The request ▸ Find the string "image" in the records. Copy every line it appears in.

━━━ Task inputs ━━━

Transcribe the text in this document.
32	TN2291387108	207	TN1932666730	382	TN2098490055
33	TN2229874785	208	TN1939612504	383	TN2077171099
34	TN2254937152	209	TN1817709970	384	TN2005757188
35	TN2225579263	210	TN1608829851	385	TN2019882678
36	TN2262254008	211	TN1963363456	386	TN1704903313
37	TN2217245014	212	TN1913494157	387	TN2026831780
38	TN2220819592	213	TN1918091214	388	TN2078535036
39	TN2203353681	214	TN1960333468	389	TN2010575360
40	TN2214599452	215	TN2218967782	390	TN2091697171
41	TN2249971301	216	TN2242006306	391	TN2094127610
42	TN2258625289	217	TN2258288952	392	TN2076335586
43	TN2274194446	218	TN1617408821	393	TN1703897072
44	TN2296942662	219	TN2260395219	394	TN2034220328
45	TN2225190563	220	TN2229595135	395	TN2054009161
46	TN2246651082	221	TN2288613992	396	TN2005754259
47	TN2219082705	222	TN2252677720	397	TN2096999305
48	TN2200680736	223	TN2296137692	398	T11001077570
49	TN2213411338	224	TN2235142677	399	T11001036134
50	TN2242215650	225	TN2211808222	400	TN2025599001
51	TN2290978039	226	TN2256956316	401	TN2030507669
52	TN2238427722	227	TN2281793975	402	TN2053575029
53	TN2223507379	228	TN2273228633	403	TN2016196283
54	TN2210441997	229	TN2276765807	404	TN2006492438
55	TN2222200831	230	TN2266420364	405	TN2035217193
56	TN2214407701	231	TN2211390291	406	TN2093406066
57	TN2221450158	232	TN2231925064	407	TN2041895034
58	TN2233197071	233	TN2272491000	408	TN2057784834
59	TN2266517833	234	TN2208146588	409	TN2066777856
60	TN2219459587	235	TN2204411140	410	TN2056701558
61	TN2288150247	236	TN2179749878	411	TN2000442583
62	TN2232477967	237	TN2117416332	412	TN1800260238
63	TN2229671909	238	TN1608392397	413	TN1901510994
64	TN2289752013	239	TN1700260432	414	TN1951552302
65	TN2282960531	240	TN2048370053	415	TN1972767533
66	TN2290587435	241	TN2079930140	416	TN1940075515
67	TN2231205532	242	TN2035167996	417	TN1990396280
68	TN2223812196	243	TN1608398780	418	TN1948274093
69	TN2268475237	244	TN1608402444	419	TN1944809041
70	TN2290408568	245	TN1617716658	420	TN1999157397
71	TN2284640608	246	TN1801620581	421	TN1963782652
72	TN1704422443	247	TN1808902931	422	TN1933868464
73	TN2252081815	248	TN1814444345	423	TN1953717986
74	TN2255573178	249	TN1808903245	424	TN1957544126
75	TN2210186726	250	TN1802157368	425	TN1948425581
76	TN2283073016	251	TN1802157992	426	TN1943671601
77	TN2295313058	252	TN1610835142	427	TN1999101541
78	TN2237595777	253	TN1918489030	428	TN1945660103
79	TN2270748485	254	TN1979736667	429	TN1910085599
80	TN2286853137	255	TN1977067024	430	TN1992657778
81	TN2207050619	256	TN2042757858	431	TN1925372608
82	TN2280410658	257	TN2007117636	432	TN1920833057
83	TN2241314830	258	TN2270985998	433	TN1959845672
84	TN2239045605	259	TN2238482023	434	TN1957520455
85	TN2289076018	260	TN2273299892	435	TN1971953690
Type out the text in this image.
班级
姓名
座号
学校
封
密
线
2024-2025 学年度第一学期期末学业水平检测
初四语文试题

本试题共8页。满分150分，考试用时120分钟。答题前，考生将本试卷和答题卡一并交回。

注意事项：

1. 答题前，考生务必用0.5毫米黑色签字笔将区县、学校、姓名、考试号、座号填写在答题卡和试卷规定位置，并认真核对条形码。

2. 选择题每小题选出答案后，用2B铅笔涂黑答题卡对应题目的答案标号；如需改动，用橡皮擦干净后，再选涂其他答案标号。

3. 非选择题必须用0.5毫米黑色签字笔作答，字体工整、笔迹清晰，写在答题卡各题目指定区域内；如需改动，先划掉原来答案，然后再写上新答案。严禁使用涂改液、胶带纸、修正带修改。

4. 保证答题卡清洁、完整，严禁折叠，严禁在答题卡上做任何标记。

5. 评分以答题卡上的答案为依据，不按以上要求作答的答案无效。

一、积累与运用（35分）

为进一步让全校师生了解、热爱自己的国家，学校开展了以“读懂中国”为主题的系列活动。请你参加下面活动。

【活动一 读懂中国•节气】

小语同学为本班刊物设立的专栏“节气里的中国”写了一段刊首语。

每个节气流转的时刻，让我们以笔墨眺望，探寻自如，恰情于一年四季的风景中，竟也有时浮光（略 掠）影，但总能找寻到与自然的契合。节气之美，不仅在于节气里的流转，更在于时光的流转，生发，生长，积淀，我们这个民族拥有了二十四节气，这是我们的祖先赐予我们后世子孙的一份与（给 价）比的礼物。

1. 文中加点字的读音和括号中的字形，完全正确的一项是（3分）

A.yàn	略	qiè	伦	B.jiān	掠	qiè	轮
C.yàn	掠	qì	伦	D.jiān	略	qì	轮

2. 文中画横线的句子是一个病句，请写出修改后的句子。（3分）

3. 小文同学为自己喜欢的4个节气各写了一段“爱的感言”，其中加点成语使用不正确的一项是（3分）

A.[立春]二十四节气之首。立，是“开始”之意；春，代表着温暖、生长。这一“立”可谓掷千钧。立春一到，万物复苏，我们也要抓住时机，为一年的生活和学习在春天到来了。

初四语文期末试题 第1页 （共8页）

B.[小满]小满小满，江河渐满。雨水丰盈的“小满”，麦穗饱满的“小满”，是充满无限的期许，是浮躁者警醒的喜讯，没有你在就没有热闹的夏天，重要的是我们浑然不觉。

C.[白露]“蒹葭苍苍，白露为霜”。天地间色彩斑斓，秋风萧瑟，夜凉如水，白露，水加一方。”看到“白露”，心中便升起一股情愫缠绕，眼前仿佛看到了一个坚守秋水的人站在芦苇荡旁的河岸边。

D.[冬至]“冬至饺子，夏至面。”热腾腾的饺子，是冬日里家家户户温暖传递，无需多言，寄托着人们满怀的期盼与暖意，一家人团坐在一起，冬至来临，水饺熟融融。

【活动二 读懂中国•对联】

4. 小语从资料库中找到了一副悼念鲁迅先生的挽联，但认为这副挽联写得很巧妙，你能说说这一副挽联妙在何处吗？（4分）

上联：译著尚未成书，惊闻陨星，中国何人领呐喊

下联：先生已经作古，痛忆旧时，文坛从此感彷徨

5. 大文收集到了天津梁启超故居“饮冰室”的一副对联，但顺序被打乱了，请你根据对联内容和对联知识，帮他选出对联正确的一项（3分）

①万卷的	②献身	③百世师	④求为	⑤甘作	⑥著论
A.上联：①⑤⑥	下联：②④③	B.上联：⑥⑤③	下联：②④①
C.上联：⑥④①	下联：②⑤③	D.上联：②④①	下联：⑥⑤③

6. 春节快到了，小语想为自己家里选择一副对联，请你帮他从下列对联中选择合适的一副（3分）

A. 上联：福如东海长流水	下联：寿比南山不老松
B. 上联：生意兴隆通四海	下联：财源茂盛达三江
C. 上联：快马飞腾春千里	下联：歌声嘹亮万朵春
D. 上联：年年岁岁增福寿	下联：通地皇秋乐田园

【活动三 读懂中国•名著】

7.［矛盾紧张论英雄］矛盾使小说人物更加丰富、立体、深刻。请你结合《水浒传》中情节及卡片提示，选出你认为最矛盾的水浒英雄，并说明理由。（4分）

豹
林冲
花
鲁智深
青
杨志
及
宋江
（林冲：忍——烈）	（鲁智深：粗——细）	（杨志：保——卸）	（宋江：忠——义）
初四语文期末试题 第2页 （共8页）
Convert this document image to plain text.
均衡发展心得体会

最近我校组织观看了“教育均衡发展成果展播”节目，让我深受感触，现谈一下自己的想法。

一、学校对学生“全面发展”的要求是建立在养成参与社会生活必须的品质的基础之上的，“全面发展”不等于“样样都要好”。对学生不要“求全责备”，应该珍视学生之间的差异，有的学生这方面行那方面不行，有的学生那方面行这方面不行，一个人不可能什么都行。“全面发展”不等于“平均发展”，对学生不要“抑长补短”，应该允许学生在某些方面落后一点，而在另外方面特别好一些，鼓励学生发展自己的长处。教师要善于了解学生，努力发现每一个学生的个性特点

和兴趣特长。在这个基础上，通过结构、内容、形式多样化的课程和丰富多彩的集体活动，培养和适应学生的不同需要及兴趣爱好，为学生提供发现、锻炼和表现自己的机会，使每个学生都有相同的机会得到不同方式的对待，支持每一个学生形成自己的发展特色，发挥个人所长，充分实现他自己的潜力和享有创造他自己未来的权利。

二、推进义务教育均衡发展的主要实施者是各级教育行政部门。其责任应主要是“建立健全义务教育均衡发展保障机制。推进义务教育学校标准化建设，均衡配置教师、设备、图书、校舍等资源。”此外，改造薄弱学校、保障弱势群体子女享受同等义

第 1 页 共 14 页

━━━

Problem solution ▸
Type out the text in this image.
Convert this document image to plain text.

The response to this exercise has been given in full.